__Instructions to follow__. Extract each record and reproduce it exactly.
----- Records provided -----
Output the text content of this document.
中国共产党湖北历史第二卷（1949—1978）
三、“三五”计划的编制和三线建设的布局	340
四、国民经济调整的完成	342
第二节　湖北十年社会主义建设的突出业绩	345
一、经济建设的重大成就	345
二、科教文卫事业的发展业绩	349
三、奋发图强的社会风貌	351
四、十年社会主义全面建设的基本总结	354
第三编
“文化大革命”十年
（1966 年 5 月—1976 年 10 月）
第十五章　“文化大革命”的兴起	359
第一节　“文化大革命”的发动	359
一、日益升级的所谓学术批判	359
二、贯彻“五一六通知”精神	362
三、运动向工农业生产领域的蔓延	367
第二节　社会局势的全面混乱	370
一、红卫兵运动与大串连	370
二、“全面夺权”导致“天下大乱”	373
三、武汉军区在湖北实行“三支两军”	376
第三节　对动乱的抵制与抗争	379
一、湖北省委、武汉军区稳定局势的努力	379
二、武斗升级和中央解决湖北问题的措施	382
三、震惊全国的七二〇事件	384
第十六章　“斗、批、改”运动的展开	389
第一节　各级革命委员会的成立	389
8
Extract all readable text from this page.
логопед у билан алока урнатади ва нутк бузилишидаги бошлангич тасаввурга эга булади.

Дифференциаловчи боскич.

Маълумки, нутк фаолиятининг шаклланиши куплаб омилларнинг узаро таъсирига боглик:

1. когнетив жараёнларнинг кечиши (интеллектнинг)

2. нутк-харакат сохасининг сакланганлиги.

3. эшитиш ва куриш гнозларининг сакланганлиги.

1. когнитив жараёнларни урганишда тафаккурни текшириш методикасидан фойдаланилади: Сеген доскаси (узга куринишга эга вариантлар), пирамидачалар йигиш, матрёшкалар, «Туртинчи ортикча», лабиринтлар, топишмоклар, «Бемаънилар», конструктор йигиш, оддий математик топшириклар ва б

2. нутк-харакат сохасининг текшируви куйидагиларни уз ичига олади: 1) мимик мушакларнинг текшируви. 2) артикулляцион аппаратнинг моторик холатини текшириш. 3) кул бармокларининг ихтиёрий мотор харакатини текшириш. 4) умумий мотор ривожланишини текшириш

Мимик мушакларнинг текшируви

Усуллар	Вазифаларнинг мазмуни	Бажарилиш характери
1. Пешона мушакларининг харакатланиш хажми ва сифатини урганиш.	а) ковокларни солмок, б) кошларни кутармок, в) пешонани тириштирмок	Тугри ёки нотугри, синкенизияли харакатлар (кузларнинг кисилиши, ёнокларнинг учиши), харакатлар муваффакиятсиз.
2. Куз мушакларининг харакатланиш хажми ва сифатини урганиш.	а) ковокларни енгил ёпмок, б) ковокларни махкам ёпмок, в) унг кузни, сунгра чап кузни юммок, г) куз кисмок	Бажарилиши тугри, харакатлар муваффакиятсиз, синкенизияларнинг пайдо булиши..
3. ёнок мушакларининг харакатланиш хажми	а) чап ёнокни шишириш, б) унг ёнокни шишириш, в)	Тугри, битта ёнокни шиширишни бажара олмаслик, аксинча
-----
__Solved problem__.
Output the text content of this document.
中国共产党湖北历史第二卷（1949—1978）
三、“三五”计划的编制和三线建设的布局	340
四、国民经济调整的完成	342
第二节　湖北十年社会主义建设的突出业绩	345
一、经济建设的重大成就	345
二、科教文卫事业的发展业绩	349
三、奋发图强的社会风貌	351
四、十年社会主义全面建设的基本总结	354
第三编
“文化大革命”十年
（1966 年 5 月—1976 年 10 月）
第十五章　“文化大革命”的兴起	359
第一节　“文化大革命”的发动	359
一、日益升级的所谓学术批判	359
二、贯彻“五一六通知”精神	362
三、运动向工农业生产领域的蔓延	367
第二节　社会局势的全面混乱	370
一、红卫兵运动与大串连	370
二、“全面夺权”导致“天下大乱”	373
三、武汉军区在湖北实行“三支两军”	376
第三节　对动乱的抵制与抗争	379
一、湖北省委、武汉军区稳定局势的努力	379
二、武斗升级和中央解决湖北问题的措施	382
三、震惊全国的七二〇事件	384
第十六章　“斗、批、改”运动的展开	389
第一节　各级革命委员会的成立	389
8
Extract all readable text from this page.
логопед у билан алока урнатади ва нутк бузилишидаги бошлангич тасаввурга эга булади.

Дифференциаловчи боскич.

Маълумки, нутк фаолиятининг шаклланиши куплаб омилларнинг узаро таъсирига боглик:

1. когнетив жараёнларнинг кечиши (интеллектнинг)

2. нутк-харакат сохасининг сакланганлиги.

3. эшитиш ва куриш гнозларининг сакланганлиги.

1. когнитив жараёнларни урганишда тафаккурни текшириш методикасидан фойдаланилади: Сеген доскаси (узга куринишга эга вариантлар), пирамидачалар йигиш, матрёшкалар, «Туртинчи ортикча», лабиринтлар, топишмоклар, «Бемаънилар», конструктор йигиш, оддий математик топшириклар ва б

2. нутк-харакат сохасининг текшируви куйидагиларни уз ичига олади: 1) мимик мушакларнинг текшируви. 2) артикулляцион аппаратнинг моторик холатини текшириш. 3) кул бармокларининг ихтиёрий мотор харакатини текшириш. 4) умумий мотор ривожланишини текшириш

Мимик мушакларнинг текшируви

Усуллар	Вазифаларнинг мазмуни	Бажарилиш характери
1. Пешона мушакларининг харакатланиш хажми ва сифатини урганиш.	а) ковокларни солмок, б) кошларни кутармок, в) пешонани тириштирмок	Тугри ёки нотугри, синкенизияли харакатлар (кузларнинг кисилиши, ёнокларнинг учиши), харакатлар муваффакиятсиз.
2. Куз мушакларининг харакатланиш хажми ва сифатини урганиш.	а) ковокларни енгил ёпмок, б) ковокларни махкам ёпмок, в) унг кузни, сунгра чап кузни юммок, г) куз кисмок	Бажарилиши тугри, харакатлар муваффакиятсиз, синкенизияларнинг пайдо булиши..
3. ёнок мушакларининг харакатланиш хажми	а) чап ёнокни шишириш, б) унг ёнокни шишириш, в)	Тугри, битта ёнокни шиширишни бажара олмаслик, аксинча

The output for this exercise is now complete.